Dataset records
»»

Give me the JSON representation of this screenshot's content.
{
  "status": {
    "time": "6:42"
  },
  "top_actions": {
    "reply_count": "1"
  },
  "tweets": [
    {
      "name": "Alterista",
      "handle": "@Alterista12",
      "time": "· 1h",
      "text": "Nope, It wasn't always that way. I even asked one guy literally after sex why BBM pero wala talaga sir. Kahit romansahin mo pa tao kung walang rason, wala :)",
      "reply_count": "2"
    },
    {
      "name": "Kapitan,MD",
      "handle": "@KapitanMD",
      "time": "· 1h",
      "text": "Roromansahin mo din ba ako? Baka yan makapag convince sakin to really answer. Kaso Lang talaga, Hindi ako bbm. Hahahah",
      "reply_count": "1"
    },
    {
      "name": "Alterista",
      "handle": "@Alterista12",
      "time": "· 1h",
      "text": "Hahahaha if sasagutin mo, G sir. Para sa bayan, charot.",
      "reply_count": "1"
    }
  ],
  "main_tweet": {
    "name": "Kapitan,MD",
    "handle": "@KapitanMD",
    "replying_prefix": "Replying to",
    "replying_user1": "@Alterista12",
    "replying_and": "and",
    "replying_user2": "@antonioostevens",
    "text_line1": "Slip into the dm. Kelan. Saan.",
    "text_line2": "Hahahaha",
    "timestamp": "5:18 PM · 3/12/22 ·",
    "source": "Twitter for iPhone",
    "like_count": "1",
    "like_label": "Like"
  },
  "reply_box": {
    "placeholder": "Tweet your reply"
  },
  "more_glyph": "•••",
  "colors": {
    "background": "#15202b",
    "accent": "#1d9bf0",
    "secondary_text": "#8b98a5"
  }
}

««

*GIVEN PROBLEM*: Please reproduce each record precisely as written.

*RESPONSE*:
Give me the JSON representation of this screenshot's content.
{
  "status": {
    "time": "6:42"
  },
  "top_actions": {
    "reply_count": "1"
  },
  "tweets": [
    {
      "name": "Alterista",
      "handle": "@Alterista12",
      "time": "· 1h",
      "text": "Nope, It wasn't always that way. I even asked one guy literally after sex why BBM pero wala talaga sir. Kahit romansahin mo pa tao kung walang rason, wala :)",
      "reply_count": "2"
    },
    {
      "name": "Kapitan,MD",
      "handle": "@KapitanMD",
      "time": "· 1h",
      "text": "Roromansahin mo din ba ako? Baka yan makapag convince sakin to really answer. Kaso Lang talaga, Hindi ako bbm. Hahahah",
      "reply_count": "1"
    },
    {
      "name": "Alterista",
      "handle": "@Alterista12",
      "time": "· 1h",
      "text": "Hahahaha if sasagutin mo, G sir. Para sa bayan, charot.",
      "reply_count": "1"
    }
  ],
  "main_tweet": {
    "name": "Kapitan,MD",
    "handle": "@KapitanMD",
    "replying_prefix": "Replying to",
    "replying_user1": "@Alterista12",
    "replying_and": "and",
    "replying_user2": "@antonioostevens",
    "text_line1": "Slip into the dm. Kelan. Saan.",
    "text_line2": "Hahahaha",
    "timestamp": "5:18 PM · 3/12/22 ·",
    "source": "Twitter for iPhone",
    "like_count": "1",
    "like_label": "Like"
  },
  "reply_box": {
    "placeholder": "Tweet your reply"
  },
  "more_glyph": "•••",
  "colors": {
    "background": "#15202b",
    "accent": "#1d9bf0",
    "secondary_text": "#8b98a5"
  }
}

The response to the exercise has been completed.